**EXCERPT TO READ**:
※ ※ ※

# Wheel nut size?



## GMJ

Hi



I am looking to buy a torque wrench buy want to make sure I have the correct size. Could anyone advise the wheel nut size in inches/Msize/millimetres?



I have a 58 plated Bessacarr E795 on a Fiat Ducato base



Thanks



Graham


----------



## listerdiesel

I'd be surprised if it wasn't 19mm / 3/4".

But, looking on the web, 21mm seems to be the size for the bolt head:

21mm Head Size
16mm Thread
25mm Length of Thread
Fiat Part No: 1351203080
to fit:
Fiat Ducato all models (from 2006 on)

http://www.ricambio.co.uk/1806-wheel-bolt--fiat-ducato

Alloy wheels usually have different nuts, but I think the heads would be the same.

Peter


----------



## GMJ

Hmmmm...19mm or 21mm...that is the question!?!:smile2:


19mm as you say is 3/4inch which would be good/standard


Graham:smile2:


----------



## GMJ

They were 2 quid each so I bought a 19 and a 21mm in the end


Just in case....


Graham:smile2:


----------



## deefordog

The bolts on our 16" Kontiki rims are 21mm across the flats. I know this for certain as have just fitted some nut covers.


----------



## GMJ

Cheers


Im glad I bought the 19 and 21mm then:grin2:


Graham:smile2:


----------



## listerdiesel

That's interesting, we have studs on the Mercedes, 6 of them but the nuts are 19mm across flats. Studs must be 14mm.

Peter


----------



## HarryTheHymer

Am I missing something on this thread ?

The OP wants to purchase a torque wrench for the main reason of tightening up wheel nuts. 

All the torque wrenches I have purchased just have a square end bit and you then purchase a socket to suit. 

If the OP looks in his box which contains the vehicle jack he will see a wheel nut wrench. Take this to Halfords (or equivalent) and buy a socket of this size - preferably a socket with just 6 sides.

※ ※ ※

**RECORDS SHOWN**:
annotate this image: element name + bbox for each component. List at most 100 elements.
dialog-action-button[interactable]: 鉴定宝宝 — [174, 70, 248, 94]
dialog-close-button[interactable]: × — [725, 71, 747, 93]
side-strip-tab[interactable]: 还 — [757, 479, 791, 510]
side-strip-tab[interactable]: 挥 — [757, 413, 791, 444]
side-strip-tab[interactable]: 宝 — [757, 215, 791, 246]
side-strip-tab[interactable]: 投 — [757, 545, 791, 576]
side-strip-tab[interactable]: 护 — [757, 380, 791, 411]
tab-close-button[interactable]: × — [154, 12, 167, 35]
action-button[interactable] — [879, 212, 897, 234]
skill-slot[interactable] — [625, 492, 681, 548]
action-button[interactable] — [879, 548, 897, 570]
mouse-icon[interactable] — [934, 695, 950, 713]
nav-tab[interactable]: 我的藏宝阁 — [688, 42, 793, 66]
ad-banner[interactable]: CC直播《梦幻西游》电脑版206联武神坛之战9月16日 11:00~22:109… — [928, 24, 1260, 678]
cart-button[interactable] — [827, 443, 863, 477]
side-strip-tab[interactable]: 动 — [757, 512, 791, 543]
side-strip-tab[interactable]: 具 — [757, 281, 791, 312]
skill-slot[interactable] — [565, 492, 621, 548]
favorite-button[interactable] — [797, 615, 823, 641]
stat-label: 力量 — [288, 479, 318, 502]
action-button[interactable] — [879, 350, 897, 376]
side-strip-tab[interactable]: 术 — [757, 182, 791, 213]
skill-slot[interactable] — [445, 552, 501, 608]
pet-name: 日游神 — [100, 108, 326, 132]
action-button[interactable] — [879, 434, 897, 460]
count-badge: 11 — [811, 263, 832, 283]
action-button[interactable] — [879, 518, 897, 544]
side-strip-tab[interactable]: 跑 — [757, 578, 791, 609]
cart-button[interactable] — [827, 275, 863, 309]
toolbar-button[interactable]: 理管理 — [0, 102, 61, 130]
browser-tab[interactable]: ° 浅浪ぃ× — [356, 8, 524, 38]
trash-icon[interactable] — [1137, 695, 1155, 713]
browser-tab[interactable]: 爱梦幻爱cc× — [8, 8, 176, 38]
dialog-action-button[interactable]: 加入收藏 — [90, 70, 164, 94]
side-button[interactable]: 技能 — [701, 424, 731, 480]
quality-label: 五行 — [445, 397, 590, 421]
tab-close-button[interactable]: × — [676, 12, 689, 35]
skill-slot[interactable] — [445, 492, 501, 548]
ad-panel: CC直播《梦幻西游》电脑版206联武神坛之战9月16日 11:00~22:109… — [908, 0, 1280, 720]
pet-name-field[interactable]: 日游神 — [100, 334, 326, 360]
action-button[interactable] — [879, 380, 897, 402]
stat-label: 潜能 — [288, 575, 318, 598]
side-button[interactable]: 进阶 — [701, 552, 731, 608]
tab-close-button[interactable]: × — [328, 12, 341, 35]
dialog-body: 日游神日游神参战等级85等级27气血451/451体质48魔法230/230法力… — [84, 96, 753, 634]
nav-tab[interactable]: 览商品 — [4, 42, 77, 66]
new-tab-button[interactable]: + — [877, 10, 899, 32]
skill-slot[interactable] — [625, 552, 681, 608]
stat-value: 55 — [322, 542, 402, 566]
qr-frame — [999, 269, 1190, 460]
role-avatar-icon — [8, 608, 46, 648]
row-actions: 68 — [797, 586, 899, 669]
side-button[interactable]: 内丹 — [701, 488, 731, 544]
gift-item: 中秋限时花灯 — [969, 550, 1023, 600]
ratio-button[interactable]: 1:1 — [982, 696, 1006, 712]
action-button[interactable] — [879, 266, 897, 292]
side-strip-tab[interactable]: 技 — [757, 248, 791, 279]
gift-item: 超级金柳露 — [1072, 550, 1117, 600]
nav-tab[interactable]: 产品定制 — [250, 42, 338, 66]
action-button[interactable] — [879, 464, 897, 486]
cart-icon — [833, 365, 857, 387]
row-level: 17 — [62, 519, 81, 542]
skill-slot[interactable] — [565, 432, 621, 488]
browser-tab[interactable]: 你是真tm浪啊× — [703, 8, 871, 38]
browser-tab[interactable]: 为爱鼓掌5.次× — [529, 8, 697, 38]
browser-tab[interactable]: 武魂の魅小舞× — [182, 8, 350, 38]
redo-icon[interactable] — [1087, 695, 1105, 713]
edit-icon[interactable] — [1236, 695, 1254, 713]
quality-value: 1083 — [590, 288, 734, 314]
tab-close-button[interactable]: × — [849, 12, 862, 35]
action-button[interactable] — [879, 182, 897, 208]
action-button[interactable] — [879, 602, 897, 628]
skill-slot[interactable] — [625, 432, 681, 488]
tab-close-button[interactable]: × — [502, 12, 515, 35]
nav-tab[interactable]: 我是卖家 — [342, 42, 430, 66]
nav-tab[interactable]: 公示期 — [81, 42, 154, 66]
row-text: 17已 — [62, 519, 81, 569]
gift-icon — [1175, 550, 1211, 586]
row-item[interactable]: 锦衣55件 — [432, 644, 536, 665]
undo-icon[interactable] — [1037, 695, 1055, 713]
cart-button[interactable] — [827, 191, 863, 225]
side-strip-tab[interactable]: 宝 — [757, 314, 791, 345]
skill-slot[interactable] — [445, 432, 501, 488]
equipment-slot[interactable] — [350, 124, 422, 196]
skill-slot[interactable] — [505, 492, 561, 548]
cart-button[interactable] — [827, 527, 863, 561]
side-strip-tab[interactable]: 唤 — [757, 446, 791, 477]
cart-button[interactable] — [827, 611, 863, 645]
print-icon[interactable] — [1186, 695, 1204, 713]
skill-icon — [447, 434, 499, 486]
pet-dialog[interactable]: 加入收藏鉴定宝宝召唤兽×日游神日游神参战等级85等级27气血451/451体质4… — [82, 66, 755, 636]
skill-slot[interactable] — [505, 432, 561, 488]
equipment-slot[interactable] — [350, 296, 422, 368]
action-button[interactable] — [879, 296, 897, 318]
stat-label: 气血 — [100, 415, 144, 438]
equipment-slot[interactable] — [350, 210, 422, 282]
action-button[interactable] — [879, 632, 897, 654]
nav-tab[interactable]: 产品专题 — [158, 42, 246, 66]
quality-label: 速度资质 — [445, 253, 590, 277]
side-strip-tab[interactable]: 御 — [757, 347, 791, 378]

※ ※ ※

**EXERCISE BRIEF**:
Answer these from the wheel nut thread:
1. What vehicle does Graham say he has?
2. How much did each of the sockets Graham bought cost?
3. How many millimeters across the flats are the bolts on the 16" Kontiki rims?

**EXERCISE RESULT**:
1. A 58 plated Bessacarr E795 on a Fiat Ducato base
2. 2 quid each
3. 21mm